-- GOAL OF THE EXERCISE --
Single out the lines of the material that contain "trong" and copy them.

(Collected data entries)
┏━━

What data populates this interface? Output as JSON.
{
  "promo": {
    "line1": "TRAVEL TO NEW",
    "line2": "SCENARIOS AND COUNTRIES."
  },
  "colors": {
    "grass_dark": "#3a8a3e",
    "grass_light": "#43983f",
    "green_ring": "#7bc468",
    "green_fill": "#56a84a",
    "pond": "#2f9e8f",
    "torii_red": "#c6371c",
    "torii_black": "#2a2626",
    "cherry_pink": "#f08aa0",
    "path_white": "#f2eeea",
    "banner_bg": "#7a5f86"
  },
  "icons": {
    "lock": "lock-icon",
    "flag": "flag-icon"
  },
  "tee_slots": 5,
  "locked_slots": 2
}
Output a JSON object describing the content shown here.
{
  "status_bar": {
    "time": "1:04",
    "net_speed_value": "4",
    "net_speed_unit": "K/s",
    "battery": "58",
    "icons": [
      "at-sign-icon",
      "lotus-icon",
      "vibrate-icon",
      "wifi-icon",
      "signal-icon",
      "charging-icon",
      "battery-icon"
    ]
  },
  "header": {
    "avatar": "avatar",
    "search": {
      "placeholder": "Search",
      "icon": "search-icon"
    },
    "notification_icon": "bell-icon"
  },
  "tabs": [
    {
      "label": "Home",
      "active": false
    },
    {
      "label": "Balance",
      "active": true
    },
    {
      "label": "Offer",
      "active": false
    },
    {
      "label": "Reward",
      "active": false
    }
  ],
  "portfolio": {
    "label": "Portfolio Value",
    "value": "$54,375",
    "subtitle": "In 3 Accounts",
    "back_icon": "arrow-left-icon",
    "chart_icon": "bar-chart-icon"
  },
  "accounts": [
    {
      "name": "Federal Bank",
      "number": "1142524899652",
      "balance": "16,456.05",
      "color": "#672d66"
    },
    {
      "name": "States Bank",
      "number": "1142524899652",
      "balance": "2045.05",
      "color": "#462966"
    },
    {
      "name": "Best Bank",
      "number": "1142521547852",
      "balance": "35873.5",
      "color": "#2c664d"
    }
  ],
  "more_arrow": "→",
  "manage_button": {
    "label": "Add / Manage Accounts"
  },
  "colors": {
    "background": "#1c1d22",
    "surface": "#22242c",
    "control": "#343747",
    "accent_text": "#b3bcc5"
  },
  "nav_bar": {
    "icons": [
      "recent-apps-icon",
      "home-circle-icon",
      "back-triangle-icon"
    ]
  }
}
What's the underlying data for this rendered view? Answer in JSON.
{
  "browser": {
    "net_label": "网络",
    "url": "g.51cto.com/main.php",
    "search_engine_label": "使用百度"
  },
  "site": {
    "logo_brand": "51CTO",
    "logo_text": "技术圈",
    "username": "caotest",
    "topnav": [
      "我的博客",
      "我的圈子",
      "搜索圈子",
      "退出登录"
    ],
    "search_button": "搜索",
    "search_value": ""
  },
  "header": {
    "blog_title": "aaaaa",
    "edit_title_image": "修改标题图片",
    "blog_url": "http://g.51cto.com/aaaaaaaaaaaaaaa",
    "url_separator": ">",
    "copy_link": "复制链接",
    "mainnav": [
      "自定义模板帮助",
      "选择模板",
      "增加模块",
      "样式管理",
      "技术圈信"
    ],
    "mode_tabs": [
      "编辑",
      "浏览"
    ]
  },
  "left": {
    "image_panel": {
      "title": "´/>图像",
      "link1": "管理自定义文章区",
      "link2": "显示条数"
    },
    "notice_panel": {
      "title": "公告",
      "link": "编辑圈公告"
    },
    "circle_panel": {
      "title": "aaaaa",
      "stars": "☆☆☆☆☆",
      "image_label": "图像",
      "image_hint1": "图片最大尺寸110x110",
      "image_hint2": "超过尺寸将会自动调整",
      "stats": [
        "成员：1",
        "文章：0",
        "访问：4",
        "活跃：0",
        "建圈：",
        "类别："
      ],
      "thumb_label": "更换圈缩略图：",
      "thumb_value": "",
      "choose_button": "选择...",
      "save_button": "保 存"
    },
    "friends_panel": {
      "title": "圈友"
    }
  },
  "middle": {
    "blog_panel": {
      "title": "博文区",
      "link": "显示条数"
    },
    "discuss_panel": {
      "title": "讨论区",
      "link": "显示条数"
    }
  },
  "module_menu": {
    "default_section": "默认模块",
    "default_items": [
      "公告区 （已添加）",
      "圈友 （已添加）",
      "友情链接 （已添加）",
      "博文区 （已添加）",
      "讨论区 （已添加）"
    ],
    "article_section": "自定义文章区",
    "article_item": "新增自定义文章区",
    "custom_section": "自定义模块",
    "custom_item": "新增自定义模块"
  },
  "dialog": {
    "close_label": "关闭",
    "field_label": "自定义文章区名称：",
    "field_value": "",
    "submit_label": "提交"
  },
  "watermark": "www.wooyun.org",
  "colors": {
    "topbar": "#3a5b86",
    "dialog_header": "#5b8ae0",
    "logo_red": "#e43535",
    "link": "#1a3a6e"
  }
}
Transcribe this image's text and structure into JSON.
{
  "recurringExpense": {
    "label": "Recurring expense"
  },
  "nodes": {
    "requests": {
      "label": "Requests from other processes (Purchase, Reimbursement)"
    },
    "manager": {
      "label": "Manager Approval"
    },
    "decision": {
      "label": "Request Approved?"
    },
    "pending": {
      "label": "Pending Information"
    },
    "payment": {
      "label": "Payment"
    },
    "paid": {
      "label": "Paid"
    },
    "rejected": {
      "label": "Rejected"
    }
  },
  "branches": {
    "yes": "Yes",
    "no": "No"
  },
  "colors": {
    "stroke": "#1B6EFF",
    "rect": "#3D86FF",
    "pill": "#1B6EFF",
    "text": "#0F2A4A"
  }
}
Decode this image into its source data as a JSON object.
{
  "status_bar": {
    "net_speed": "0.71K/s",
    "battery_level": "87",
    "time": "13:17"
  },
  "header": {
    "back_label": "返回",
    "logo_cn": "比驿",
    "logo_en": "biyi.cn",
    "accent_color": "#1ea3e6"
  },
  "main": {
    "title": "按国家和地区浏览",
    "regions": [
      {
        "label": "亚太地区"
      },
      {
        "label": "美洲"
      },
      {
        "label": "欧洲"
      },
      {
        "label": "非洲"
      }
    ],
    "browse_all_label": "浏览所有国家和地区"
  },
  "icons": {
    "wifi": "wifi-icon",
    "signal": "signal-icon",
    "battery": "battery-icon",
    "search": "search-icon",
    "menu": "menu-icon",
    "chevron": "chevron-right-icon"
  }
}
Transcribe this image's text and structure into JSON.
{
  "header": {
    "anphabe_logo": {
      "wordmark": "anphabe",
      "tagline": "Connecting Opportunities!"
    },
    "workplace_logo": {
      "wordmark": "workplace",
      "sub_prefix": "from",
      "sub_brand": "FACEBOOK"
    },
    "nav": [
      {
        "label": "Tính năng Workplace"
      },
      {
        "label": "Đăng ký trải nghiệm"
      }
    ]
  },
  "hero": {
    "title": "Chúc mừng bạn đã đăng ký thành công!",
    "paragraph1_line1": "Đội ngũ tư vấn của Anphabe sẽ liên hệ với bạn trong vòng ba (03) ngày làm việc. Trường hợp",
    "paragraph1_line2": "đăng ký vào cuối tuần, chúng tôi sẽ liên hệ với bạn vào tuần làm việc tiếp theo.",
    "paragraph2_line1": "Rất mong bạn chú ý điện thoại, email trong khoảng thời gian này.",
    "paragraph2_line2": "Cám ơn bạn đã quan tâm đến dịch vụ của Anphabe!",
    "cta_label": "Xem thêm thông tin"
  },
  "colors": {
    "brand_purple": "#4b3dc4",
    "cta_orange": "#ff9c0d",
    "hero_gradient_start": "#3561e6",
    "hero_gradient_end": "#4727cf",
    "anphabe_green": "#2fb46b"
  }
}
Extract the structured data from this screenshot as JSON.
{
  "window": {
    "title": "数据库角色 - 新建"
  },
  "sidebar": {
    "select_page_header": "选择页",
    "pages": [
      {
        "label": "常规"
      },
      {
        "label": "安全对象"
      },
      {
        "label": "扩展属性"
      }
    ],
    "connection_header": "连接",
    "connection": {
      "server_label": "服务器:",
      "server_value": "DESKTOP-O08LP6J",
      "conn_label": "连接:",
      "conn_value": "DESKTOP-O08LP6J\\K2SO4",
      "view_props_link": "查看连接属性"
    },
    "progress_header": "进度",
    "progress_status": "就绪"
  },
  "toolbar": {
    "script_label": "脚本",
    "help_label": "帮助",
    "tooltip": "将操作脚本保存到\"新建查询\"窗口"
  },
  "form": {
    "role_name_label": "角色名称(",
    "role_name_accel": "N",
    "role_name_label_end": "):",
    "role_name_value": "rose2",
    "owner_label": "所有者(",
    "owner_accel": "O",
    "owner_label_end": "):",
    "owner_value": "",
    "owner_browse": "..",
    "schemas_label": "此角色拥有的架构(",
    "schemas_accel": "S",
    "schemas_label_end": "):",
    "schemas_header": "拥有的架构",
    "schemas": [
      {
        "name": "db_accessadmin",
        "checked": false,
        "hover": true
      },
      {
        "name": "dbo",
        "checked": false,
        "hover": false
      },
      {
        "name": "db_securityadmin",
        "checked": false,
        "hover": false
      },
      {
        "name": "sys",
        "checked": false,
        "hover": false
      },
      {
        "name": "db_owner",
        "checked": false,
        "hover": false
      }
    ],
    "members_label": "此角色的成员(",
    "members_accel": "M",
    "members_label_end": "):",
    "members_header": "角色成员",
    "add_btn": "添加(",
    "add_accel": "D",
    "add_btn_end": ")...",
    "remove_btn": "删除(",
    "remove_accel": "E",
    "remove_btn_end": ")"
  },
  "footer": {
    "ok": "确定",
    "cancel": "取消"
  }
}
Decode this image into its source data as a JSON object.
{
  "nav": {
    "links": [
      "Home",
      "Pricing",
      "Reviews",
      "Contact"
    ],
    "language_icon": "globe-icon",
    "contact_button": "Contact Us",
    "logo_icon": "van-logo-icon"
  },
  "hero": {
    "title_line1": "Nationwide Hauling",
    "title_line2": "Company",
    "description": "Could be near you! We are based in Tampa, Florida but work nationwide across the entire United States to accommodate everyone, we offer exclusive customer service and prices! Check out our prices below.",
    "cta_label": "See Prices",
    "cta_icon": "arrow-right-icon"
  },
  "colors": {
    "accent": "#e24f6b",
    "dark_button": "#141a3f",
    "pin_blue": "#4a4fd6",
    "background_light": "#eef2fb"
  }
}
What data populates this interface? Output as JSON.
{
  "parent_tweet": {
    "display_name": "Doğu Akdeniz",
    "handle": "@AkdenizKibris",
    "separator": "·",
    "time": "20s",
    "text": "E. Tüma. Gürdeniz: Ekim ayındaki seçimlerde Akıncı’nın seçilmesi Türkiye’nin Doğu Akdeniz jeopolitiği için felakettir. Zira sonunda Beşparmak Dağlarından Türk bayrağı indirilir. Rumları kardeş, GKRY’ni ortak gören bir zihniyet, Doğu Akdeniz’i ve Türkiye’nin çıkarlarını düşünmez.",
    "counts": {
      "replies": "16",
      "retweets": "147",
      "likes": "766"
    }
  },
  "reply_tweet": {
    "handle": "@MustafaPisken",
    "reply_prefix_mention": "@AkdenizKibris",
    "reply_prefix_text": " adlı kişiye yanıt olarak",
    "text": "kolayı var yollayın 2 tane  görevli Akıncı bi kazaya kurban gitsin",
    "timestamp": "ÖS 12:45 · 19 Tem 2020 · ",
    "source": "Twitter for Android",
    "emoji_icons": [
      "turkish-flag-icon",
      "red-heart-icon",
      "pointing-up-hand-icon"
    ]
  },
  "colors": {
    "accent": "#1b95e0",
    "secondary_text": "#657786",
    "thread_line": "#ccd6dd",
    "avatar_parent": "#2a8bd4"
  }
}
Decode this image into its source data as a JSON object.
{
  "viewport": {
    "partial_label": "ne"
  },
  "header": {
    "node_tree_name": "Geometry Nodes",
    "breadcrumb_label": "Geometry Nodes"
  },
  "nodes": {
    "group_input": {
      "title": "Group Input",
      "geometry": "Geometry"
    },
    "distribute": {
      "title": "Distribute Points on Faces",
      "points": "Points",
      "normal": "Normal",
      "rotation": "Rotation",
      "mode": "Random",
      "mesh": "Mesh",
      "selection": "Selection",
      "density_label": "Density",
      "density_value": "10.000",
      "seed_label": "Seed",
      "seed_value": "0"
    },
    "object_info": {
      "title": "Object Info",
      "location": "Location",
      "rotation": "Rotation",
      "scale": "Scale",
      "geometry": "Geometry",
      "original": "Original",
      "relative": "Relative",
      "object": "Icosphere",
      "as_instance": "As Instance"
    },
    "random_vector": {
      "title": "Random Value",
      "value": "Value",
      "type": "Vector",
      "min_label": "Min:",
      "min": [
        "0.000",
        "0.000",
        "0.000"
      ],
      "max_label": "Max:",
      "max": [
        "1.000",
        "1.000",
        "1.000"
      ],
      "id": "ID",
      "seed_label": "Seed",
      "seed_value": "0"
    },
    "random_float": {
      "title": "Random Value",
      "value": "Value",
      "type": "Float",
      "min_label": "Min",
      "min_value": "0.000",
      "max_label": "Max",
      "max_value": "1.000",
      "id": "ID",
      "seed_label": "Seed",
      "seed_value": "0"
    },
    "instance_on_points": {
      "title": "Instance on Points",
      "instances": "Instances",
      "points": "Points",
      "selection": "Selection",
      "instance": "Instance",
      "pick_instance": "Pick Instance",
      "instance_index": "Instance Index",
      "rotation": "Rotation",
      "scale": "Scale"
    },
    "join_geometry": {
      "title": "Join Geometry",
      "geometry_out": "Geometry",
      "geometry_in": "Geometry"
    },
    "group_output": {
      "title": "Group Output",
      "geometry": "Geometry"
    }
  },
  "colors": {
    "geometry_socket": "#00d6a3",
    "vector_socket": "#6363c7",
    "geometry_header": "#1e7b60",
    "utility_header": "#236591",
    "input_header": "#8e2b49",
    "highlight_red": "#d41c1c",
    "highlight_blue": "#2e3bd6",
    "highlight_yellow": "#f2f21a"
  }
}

┗━━

-- TASK RESULT --
    "paragraph1_line1": "Đội ngũ tư vấn của Anphabe sẽ liên hệ với bạn trong vòng ba (03) ngày làm việc. Trường hợp",
    "paragraph2_line1": "Rất mong bạn chú ý điện thoại, email trong khoảng thời gian này.",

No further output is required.